> _What to work on_:
Please give the listing again, word for word, with nothing left out.

— START Entries supplied —

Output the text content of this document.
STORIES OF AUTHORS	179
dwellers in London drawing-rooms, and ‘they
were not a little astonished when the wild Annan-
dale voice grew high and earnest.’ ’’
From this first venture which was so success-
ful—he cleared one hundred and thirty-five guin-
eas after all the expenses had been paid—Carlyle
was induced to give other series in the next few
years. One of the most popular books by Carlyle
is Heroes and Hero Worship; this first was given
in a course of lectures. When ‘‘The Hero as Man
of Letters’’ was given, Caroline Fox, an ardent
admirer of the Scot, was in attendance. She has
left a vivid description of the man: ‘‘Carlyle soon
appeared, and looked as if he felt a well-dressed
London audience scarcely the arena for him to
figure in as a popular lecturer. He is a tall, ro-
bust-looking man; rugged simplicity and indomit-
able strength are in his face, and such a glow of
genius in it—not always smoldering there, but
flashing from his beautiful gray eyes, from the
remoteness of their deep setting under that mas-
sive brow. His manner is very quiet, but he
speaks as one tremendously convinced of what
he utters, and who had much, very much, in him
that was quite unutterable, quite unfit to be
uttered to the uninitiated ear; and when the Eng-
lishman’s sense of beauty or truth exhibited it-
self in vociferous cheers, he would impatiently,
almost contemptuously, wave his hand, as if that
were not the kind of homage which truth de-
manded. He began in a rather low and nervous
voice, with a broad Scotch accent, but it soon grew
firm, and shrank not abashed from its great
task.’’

— END Entries supplied —

> _Response below_:
Output the text content of this document.
STORIES OF AUTHORS	179
dwellers in London drawing-rooms, and ‘they
were not a little astonished when the wild Annan-
dale voice grew high and earnest.’ ’’
From this first venture which was so success-
ful—he cleared one hundred and thirty-five guin-
eas after all the expenses had been paid—Carlyle
was induced to give other series in the next few
years. One of the most popular books by Carlyle
is Heroes and Hero Worship; this first was given
in a course of lectures. When ‘‘The Hero as Man
of Letters’’ was given, Caroline Fox, an ardent
admirer of the Scot, was in attendance. She has
left a vivid description of the man: ‘‘Carlyle soon
appeared, and looked as if he felt a well-dressed
London audience scarcely the arena for him to
figure in as a popular lecturer. He is a tall, ro-
bust-looking man; rugged simplicity and indomit-
able strength are in his face, and such a glow of
genius in it—not always smoldering there, but
flashing from his beautiful gray eyes, from the
remoteness of their deep setting under that mas-
sive brow. His manner is very quiet, but he
speaks as one tremendously convinced of what
he utters, and who had much, very much, in him
that was quite unutterable, quite unfit to be
uttered to the uninitiated ear; and when the Eng-
lishman’s sense of beauty or truth exhibited it-
self in vociferous cheers, he would impatiently,
almost contemptuously, wave his hand, as if that
were not the kind of homage which truth de-
manded. He began in a rather low and nervous
voice, with a broad Scotch accent, but it soon grew
firm, and shrank not abashed from its great
task.’’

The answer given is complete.